**Short problem:**
Locate every line in the material below that has the word "Licei". Copy each of those lines.

Rows from a dataset
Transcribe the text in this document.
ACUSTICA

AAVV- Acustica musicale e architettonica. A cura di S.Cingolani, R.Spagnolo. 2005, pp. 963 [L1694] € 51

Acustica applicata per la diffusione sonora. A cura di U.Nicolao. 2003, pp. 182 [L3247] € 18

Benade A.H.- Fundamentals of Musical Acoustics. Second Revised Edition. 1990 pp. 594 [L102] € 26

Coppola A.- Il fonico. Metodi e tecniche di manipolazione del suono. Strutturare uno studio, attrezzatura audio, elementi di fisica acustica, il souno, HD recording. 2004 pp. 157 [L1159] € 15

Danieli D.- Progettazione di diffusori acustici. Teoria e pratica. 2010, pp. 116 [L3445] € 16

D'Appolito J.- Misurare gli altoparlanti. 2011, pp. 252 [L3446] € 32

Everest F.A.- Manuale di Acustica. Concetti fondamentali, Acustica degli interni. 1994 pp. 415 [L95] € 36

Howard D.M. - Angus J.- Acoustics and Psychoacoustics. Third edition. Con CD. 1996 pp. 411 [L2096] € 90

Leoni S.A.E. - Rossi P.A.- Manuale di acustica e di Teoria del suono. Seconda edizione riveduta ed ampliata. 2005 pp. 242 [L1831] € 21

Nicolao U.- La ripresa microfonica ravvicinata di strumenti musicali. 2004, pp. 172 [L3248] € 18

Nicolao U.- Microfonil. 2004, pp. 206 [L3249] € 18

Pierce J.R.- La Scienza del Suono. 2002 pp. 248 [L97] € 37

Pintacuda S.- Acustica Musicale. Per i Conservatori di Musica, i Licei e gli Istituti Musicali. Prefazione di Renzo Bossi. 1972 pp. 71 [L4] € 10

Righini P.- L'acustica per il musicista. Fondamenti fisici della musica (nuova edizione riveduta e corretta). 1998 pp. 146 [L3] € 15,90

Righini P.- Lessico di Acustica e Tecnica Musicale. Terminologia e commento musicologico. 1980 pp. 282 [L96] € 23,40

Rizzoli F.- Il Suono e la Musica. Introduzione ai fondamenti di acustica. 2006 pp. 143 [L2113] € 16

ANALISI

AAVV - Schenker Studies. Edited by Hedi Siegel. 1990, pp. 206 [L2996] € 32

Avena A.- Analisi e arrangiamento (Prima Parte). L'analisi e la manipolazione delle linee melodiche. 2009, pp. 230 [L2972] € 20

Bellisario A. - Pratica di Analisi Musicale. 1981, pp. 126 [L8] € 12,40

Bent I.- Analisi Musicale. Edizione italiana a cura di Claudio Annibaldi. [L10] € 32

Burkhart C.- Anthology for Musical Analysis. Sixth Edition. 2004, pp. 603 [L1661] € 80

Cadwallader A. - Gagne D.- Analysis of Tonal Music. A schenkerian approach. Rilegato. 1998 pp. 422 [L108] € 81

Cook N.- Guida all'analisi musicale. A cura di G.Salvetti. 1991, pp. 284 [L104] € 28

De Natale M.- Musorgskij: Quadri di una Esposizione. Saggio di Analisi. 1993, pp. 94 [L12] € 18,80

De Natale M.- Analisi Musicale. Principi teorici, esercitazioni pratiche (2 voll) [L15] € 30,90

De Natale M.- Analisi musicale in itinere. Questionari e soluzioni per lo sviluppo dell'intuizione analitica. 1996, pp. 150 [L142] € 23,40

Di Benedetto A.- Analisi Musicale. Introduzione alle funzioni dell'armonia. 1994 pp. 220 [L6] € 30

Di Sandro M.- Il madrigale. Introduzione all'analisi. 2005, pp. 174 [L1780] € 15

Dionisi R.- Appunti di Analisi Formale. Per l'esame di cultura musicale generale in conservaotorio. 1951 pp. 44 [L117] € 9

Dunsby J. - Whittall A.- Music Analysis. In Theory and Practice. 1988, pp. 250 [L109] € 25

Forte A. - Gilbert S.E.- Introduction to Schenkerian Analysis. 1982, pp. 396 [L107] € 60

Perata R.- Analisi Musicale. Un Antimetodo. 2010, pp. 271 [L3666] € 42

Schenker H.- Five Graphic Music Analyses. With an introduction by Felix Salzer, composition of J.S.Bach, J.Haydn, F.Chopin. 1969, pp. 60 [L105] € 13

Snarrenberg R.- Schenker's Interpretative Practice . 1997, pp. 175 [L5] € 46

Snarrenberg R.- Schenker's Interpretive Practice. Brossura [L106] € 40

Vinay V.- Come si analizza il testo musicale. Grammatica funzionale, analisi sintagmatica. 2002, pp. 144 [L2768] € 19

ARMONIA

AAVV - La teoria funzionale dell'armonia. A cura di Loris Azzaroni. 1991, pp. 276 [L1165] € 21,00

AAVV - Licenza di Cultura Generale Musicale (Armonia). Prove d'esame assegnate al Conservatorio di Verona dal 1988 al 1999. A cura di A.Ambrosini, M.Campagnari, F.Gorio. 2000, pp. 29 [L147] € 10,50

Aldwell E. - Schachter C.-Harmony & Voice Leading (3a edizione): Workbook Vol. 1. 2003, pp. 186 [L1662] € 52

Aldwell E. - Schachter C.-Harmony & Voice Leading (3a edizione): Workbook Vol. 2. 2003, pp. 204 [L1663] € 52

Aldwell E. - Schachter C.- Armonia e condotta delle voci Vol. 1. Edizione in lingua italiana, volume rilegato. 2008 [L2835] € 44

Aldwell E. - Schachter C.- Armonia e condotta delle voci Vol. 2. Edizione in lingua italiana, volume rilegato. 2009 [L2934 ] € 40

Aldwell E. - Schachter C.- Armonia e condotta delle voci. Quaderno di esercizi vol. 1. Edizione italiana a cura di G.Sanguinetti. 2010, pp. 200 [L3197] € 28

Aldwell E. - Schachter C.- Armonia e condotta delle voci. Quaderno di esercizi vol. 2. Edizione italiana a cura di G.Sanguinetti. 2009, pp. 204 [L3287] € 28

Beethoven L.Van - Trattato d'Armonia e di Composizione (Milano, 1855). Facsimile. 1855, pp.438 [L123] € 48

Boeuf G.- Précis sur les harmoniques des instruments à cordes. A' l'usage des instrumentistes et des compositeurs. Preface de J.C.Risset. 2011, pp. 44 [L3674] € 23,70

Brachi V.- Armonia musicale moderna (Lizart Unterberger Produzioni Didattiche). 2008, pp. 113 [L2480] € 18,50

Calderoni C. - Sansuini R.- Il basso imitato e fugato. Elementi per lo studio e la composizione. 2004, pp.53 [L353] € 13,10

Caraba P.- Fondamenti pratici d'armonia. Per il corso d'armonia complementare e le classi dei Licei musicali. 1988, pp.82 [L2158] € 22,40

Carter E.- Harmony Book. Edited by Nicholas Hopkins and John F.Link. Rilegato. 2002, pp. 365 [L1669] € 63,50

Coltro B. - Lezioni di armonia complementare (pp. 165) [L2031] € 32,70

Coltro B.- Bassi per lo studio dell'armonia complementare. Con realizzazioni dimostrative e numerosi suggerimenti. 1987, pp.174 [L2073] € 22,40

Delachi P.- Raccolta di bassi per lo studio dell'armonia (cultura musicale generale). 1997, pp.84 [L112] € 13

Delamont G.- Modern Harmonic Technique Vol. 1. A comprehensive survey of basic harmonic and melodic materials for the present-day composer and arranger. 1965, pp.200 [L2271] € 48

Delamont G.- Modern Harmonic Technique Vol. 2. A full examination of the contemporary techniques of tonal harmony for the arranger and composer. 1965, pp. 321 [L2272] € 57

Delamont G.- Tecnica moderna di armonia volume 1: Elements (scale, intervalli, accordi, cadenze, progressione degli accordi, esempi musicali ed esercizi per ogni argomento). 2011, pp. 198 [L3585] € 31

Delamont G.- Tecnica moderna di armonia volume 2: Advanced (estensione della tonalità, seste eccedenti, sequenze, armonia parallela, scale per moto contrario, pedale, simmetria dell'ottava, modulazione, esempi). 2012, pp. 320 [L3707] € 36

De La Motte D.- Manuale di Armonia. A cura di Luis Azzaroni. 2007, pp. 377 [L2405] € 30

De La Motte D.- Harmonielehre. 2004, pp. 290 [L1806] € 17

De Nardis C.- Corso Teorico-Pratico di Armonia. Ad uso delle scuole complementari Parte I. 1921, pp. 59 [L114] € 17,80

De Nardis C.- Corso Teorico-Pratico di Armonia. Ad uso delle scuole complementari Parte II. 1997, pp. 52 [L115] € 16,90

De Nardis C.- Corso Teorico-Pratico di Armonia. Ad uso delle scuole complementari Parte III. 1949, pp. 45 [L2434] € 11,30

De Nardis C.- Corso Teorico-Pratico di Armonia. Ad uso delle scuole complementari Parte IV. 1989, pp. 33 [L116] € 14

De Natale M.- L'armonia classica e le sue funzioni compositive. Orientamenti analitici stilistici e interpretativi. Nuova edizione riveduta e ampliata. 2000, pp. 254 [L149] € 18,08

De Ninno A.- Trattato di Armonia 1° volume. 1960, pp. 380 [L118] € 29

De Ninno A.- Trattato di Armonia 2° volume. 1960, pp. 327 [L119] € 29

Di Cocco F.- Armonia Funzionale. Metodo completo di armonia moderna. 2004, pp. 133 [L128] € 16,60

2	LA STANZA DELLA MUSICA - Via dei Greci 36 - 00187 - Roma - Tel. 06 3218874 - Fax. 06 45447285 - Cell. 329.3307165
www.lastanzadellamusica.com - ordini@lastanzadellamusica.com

**Answer:**
Pintacuda S.- Acustica Musicale. Per i Conservatori di Musica, i Licei e gli Istituti Musicali. Prefazione di Renzo Bossi. 1972 pp. 71 [L4] € 10
Caraba P.- Fondamenti pratici d'armonia. Per il corso d'armonia complementare e le classi dei Licei musicali. 1988, pp.82 [L2158] € 22,40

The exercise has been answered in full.